▶ **What the task requires**: Quote each record exactly, please, leaving none out.
[BEGIN The input]
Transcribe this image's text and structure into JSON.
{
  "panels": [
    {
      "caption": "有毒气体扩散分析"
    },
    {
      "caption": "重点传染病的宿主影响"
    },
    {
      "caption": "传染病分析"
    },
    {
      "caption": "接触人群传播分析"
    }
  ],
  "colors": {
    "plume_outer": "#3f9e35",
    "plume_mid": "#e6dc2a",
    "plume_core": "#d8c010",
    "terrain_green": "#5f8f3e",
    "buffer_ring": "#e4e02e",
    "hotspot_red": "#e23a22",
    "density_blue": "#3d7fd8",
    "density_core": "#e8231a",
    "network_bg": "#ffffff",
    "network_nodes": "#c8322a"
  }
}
[END The input]
▶ **Result of this exercise**:
Transcribe this image's text and structure into JSON.
{
  "panels": [
    {
      "caption": "有毒气体扩散分析"
    },
    {
      "caption": "重点传染病的宿主影响"
    },
    {
      "caption": "传染病分析"
    },
    {
      "caption": "接触人群传播分析"
    }
  ],
  "colors": {
    "plume_outer": "#3f9e35",
    "plume_mid": "#e6dc2a",
    "plume_core": "#d8c010",
    "terrain_green": "#5f8f3e",
    "buffer_ring": "#e4e02e",
    "hotspot_red": "#e23a22",
    "density_blue": "#3d7fd8",
    "density_core": "#e8231a",
    "network_bg": "#ffffff",
    "network_nodes": "#c8322a"
  }
}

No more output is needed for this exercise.